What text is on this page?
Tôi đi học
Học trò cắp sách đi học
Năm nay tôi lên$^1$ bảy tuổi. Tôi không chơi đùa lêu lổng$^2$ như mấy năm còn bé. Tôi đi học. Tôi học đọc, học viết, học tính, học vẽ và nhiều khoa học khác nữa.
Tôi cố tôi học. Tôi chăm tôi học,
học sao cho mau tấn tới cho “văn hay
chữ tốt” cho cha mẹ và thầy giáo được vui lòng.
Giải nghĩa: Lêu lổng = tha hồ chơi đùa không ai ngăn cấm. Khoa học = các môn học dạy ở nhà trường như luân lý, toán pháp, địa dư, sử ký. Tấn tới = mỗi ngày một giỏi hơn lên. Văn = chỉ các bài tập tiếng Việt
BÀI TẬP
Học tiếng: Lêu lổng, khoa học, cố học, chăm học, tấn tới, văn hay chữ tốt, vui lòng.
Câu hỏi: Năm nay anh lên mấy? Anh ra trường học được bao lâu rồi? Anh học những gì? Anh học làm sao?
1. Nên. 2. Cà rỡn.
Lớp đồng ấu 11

:: Request ::
From the first line to the last, retype the data exactly.

:: Output for this exercise ::
What text is on this page?
Tôi đi học
Học trò cắp sách đi học
Năm nay tôi lên$^1$ bảy tuổi. Tôi không chơi đùa lêu lổng$^2$ như mấy năm còn bé. Tôi đi học. Tôi học đọc, học viết, học tính, học vẽ và nhiều khoa học khác nữa.
Tôi cố tôi học. Tôi chăm tôi học,
học sao cho mau tấn tới cho “văn hay
chữ tốt” cho cha mẹ và thầy giáo được vui lòng.
Giải nghĩa: Lêu lổng = tha hồ chơi đùa không ai ngăn cấm. Khoa học = các môn học dạy ở nhà trường như luân lý, toán pháp, địa dư, sử ký. Tấn tới = mỗi ngày một giỏi hơn lên. Văn = chỉ các bài tập tiếng Việt
BÀI TẬP
Học tiếng: Lêu lổng, khoa học, cố học, chăm học, tấn tới, văn hay chữ tốt, vui lòng.
Câu hỏi: Năm nay anh lên mấy? Anh ra trường học được bao lâu rồi? Anh học những gì? Anh học làm sao?
1. Nên. 2. Cà rỡn.
Lớp đồng ấu 11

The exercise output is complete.